- [SHORT TASK]: In the following material, identify every line holding the string "VTrust" and return it.

- [MATERIAL SHOWN]:
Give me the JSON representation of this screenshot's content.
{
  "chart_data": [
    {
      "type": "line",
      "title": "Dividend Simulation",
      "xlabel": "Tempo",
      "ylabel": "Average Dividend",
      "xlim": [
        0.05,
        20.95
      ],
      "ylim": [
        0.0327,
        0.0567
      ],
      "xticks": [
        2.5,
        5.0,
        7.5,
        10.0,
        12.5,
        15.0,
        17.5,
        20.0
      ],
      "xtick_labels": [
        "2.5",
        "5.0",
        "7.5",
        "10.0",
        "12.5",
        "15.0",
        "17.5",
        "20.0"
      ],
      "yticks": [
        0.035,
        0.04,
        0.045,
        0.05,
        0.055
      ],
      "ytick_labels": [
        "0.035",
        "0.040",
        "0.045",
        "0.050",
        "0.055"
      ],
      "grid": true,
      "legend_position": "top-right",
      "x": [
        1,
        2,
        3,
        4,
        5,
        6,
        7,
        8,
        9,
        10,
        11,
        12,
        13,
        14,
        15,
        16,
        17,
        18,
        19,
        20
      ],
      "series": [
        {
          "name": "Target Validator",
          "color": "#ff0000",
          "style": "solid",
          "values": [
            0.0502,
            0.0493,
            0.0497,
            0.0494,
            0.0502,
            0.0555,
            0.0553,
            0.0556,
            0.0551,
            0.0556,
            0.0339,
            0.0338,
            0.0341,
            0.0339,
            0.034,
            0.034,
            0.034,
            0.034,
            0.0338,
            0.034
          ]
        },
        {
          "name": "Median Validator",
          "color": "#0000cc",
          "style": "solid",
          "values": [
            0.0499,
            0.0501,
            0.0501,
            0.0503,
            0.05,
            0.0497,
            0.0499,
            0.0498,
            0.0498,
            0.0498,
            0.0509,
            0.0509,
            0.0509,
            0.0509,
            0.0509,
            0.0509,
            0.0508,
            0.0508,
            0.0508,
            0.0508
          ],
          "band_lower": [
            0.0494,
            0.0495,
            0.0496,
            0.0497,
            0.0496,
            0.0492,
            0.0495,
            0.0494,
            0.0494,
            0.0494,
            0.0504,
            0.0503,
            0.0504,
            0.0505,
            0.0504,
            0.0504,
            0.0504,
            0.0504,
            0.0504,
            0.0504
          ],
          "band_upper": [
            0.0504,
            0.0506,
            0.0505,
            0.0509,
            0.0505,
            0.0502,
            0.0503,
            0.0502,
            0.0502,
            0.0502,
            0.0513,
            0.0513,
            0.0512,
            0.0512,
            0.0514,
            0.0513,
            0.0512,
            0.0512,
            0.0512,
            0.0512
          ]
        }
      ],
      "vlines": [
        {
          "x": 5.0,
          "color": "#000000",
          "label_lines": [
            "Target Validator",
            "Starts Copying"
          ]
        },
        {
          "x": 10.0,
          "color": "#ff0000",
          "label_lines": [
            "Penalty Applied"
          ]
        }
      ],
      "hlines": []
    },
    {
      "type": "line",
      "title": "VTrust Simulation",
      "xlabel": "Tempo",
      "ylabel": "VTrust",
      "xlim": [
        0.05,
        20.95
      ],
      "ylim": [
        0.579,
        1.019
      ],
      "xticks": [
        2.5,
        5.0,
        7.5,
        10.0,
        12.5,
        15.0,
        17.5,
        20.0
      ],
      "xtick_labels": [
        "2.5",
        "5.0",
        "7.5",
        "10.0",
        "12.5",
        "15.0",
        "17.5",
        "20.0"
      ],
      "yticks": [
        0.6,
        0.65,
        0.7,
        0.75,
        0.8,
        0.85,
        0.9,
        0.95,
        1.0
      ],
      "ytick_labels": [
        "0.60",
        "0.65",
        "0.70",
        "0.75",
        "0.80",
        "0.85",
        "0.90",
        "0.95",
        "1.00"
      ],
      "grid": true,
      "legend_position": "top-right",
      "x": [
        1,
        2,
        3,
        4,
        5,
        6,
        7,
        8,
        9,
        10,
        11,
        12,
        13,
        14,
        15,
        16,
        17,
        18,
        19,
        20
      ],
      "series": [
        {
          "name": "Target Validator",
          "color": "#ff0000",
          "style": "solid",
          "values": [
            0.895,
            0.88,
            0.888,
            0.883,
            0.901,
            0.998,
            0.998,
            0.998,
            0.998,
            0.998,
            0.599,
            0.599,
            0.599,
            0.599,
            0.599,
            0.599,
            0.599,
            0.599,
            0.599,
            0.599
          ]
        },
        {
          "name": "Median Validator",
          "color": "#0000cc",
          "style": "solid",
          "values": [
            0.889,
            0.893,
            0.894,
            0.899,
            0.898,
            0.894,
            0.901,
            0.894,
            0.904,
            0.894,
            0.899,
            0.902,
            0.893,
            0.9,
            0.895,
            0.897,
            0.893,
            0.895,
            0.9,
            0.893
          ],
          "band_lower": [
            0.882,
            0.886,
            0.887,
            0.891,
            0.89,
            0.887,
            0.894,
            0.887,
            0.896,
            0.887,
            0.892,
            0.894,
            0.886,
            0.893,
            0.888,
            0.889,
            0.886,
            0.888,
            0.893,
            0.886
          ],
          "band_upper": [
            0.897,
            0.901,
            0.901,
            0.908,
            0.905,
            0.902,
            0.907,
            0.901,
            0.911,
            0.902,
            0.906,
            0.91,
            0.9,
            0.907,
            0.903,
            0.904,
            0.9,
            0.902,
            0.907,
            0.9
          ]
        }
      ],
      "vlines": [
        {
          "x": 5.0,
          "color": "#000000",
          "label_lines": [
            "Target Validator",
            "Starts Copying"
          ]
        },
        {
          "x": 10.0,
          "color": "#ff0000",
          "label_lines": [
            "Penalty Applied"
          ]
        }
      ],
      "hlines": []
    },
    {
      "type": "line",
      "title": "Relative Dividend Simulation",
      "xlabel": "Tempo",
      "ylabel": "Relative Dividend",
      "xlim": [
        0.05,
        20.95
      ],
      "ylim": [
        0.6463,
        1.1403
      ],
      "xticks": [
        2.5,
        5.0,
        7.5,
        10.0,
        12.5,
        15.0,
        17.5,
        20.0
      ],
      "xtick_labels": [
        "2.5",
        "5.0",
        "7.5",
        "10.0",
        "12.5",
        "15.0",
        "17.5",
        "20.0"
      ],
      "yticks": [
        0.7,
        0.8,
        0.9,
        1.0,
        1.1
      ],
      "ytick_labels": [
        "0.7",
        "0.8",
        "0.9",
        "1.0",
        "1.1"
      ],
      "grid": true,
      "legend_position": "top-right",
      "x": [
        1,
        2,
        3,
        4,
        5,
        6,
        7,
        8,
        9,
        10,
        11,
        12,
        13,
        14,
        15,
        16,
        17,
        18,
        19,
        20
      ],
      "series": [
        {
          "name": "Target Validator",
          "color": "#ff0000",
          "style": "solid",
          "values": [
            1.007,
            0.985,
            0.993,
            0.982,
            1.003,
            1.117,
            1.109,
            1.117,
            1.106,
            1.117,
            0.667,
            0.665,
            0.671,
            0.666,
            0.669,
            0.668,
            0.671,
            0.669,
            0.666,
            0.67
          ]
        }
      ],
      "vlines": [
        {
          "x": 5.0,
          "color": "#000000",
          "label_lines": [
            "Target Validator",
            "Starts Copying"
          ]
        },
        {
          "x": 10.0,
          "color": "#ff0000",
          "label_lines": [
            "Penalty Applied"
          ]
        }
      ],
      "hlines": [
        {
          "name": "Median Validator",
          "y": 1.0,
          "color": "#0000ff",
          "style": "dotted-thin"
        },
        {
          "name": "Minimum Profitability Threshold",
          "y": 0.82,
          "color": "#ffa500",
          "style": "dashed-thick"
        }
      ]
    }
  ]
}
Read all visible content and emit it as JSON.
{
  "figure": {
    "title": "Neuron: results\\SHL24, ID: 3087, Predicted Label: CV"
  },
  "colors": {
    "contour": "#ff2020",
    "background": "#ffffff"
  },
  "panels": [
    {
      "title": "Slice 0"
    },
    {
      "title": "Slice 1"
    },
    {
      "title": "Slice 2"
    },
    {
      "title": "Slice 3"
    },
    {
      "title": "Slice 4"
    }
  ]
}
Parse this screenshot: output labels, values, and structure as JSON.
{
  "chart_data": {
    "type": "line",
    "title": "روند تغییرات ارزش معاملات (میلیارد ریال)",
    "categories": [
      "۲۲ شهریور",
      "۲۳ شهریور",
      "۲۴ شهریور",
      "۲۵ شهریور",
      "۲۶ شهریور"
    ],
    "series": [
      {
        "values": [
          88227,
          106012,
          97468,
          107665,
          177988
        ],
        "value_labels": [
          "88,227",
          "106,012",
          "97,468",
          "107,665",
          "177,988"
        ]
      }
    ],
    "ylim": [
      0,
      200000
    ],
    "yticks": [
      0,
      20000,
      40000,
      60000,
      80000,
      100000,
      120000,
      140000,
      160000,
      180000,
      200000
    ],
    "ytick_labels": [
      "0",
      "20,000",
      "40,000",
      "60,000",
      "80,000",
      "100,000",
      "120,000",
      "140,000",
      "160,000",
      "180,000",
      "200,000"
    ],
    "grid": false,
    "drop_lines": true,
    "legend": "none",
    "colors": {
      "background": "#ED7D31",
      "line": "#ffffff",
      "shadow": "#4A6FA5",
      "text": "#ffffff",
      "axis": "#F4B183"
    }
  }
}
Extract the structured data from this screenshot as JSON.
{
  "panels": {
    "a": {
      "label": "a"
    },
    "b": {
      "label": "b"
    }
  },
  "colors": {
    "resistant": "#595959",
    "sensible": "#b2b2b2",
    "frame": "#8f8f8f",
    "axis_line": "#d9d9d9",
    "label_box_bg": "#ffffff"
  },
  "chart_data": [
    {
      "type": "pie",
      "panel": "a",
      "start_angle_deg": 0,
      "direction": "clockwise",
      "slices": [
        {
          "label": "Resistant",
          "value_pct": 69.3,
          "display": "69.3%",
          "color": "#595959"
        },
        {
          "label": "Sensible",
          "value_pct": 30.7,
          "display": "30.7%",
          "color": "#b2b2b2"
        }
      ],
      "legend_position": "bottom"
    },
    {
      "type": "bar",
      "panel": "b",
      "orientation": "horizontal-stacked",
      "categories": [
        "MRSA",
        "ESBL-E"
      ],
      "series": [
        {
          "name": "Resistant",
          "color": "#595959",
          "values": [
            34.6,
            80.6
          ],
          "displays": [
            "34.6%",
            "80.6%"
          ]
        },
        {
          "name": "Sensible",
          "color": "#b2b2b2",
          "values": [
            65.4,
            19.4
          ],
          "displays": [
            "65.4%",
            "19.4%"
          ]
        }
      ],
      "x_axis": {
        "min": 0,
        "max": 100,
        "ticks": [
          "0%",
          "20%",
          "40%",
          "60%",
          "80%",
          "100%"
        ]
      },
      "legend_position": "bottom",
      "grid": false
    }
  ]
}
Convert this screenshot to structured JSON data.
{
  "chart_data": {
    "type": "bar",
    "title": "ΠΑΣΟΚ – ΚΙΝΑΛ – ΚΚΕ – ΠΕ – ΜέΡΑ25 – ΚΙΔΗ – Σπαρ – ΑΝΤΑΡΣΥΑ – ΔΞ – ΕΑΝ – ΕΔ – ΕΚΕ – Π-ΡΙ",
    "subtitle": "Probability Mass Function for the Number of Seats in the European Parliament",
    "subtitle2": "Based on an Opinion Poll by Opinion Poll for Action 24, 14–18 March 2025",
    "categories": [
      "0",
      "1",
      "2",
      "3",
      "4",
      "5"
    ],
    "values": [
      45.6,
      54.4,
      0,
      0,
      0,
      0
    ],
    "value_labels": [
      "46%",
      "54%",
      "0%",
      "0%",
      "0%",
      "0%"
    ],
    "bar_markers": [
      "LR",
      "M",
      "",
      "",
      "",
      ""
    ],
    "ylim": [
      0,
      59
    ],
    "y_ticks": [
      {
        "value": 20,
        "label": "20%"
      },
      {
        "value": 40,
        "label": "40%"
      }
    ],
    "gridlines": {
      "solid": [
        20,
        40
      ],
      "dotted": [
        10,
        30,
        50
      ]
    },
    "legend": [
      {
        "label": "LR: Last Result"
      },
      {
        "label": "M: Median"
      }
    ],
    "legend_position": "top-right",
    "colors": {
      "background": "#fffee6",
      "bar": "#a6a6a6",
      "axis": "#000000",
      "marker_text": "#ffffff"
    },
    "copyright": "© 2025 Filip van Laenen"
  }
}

- [TASK RESPONSE]:
      "title": "VTrust Simulation",
      "ylabel": "VTrust",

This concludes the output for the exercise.